====== TASK INPUTS

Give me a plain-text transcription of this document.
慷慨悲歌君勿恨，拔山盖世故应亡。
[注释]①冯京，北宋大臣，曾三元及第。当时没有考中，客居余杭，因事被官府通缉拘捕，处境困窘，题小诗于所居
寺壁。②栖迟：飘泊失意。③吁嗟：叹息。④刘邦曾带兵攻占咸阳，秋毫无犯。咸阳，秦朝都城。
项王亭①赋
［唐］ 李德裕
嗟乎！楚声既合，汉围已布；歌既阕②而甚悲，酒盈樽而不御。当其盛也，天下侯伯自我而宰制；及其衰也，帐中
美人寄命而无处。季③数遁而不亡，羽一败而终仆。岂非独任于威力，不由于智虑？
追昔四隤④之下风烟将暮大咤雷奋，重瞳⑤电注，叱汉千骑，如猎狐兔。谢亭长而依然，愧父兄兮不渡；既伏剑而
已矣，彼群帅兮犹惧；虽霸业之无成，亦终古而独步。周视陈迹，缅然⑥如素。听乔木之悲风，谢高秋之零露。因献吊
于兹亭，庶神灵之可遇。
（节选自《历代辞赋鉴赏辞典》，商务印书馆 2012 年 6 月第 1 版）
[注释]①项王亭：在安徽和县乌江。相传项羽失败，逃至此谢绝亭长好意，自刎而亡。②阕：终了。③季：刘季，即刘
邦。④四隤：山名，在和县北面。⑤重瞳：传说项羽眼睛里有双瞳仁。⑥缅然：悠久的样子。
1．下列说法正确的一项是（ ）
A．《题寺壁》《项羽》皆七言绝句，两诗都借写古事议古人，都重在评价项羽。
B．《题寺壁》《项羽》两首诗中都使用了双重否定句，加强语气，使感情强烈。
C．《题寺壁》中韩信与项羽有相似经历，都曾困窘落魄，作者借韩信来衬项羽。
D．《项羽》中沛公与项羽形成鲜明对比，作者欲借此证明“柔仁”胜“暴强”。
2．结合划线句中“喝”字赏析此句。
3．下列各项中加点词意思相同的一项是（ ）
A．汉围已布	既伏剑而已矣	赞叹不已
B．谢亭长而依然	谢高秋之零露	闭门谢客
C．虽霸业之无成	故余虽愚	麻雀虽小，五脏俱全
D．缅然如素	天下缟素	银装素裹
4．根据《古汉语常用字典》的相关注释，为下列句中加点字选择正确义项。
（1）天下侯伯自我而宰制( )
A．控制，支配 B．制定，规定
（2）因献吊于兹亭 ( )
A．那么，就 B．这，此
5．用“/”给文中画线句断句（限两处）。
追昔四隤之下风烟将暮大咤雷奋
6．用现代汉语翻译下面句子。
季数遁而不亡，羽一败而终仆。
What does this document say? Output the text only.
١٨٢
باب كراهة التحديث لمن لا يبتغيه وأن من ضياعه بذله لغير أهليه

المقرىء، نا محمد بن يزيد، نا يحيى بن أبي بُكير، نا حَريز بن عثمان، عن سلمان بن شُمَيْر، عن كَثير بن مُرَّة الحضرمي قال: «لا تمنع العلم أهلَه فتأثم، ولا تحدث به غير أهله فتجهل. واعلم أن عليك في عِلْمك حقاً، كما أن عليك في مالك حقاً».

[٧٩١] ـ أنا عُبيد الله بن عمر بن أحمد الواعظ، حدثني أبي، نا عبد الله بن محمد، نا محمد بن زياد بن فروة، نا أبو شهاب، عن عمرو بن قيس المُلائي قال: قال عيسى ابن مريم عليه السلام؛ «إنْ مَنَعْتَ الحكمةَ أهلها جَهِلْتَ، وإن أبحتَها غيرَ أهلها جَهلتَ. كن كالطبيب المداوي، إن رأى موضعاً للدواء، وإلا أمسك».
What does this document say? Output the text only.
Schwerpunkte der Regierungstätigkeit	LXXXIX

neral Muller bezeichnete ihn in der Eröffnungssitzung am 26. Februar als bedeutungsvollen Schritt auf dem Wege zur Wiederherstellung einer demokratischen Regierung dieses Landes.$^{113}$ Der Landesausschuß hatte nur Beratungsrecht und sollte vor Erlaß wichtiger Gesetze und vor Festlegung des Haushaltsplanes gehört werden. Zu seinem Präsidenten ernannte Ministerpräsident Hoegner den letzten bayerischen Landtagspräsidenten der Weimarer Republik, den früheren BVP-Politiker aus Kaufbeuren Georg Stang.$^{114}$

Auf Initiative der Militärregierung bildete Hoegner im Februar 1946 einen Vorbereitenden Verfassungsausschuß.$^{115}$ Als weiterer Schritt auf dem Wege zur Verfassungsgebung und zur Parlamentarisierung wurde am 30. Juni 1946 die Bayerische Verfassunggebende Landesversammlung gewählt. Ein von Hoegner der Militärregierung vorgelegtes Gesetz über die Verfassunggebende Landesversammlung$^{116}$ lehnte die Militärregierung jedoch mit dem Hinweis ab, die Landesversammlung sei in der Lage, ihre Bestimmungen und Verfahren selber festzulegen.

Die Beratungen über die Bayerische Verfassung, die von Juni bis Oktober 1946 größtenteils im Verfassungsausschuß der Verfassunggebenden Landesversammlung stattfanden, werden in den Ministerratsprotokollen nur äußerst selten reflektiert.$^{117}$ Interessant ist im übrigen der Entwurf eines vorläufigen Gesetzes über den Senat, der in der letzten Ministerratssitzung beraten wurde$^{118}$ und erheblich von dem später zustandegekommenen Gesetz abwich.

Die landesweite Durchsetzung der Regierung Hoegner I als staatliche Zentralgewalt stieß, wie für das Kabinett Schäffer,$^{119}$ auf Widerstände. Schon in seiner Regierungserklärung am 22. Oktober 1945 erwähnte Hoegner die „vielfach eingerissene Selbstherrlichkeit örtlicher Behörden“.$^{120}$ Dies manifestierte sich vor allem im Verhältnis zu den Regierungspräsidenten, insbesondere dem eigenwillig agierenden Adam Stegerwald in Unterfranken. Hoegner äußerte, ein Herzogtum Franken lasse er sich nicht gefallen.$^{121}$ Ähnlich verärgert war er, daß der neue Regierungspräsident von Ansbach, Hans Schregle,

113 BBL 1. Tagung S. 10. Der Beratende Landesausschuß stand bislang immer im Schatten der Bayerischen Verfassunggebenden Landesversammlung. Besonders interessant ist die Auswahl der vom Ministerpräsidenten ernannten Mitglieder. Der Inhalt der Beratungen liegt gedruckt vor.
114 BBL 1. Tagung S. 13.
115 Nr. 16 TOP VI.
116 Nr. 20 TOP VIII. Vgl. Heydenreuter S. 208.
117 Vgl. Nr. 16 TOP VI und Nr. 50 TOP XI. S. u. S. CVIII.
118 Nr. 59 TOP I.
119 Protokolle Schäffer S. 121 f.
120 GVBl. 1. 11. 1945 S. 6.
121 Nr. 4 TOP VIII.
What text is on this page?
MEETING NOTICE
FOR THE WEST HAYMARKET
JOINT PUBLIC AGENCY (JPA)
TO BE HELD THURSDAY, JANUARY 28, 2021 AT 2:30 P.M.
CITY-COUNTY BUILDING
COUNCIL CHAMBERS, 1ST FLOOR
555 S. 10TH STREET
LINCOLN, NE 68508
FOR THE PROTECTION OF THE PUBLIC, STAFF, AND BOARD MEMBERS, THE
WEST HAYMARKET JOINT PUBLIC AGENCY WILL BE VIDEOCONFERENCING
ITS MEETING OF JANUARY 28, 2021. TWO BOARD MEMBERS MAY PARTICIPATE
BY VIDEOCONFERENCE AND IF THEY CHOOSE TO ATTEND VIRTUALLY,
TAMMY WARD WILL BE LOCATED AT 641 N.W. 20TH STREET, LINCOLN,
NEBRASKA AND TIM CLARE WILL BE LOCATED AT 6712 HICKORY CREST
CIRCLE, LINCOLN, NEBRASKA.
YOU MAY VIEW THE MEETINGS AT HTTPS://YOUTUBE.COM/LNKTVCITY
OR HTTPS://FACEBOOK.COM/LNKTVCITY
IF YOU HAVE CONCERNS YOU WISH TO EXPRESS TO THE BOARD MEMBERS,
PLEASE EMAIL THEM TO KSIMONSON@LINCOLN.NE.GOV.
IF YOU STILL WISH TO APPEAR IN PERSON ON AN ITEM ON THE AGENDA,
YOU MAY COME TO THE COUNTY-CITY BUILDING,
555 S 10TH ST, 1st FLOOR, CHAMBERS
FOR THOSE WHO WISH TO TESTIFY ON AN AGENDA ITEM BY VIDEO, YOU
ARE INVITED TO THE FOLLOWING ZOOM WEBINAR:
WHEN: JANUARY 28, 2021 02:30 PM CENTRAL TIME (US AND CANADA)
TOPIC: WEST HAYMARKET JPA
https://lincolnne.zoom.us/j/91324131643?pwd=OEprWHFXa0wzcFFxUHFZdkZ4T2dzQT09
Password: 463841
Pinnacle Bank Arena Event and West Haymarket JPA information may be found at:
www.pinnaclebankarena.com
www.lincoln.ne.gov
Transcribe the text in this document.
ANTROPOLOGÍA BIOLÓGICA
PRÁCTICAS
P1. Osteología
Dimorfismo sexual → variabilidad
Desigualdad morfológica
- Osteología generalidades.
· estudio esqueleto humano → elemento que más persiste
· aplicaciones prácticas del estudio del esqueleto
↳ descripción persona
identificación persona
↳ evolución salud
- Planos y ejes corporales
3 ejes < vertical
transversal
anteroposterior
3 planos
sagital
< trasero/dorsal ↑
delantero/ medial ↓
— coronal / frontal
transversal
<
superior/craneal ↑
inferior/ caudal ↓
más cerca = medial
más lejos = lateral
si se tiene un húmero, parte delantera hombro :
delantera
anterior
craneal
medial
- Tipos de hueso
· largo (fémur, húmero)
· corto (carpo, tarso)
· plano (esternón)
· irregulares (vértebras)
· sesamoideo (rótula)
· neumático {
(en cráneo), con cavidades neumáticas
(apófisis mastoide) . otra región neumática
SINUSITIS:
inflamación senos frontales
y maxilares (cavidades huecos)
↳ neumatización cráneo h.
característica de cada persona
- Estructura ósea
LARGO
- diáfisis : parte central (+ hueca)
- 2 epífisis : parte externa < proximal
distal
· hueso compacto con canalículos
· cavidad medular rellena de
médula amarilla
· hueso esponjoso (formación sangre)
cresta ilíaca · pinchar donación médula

============

• SHORT TASK:
Determine how many lines of the records above contain the word "JANUARY", and report only that number.

• THE OUTPUT:
3